■ What is needed: Search the listing below for the string "type" and show each line that contains it.

■ Data listing:
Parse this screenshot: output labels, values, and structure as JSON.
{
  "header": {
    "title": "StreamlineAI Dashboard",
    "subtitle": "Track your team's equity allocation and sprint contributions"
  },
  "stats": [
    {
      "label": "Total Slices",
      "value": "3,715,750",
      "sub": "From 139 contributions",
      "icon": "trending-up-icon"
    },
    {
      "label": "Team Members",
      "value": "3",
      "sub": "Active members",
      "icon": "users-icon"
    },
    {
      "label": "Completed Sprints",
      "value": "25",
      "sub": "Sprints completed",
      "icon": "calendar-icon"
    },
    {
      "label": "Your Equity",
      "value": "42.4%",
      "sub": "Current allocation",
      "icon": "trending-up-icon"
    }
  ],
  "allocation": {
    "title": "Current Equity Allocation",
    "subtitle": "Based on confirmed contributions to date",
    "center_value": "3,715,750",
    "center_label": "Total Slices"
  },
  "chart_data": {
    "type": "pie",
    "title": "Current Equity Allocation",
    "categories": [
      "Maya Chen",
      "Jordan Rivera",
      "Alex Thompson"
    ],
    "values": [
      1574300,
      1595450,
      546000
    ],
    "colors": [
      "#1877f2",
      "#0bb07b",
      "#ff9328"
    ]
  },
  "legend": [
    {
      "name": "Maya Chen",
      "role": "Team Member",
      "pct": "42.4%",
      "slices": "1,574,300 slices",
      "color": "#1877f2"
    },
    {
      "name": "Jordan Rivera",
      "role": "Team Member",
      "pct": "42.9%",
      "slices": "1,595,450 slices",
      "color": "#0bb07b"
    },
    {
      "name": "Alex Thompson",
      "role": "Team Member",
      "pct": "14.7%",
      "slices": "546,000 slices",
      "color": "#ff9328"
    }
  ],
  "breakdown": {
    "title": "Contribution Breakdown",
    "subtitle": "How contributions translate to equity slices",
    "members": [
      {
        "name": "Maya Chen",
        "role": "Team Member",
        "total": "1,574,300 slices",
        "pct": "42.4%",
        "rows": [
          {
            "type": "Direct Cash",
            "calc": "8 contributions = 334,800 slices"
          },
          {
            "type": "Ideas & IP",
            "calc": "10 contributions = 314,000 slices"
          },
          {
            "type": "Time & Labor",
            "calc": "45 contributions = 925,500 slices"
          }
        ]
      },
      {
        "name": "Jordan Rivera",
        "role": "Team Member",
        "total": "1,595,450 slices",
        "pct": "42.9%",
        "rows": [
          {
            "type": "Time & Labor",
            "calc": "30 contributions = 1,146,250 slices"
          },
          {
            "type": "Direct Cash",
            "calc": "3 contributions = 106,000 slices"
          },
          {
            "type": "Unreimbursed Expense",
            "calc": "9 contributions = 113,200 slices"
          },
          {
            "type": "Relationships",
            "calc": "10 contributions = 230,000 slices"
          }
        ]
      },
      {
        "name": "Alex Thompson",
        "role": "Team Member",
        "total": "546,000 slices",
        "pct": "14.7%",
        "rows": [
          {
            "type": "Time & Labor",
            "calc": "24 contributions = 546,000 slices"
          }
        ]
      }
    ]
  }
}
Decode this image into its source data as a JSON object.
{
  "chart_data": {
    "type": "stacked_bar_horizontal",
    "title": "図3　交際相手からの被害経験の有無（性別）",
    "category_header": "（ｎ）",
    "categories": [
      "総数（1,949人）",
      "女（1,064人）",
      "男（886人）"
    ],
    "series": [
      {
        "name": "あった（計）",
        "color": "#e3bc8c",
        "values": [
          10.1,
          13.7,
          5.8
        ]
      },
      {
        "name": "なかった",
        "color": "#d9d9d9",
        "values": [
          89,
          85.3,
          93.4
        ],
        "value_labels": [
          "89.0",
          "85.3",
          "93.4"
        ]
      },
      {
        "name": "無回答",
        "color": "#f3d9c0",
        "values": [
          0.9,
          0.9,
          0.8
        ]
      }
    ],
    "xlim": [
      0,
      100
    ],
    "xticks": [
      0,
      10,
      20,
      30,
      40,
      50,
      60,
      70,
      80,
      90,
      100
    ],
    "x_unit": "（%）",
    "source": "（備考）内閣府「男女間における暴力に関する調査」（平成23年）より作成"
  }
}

■ Solution to this exercise:
    "type": "pie",
            "type": "Direct Cash",
            "type": "Ideas & IP",
            "type": "Time & Labor",
            "type": "Time & Labor",
            "type": "Direct Cash",
            "type": "Unreimbursed Expense",
            "type": "Relationships",
            "type": "Time & Labor",
    "type": "stacked_bar_horizontal",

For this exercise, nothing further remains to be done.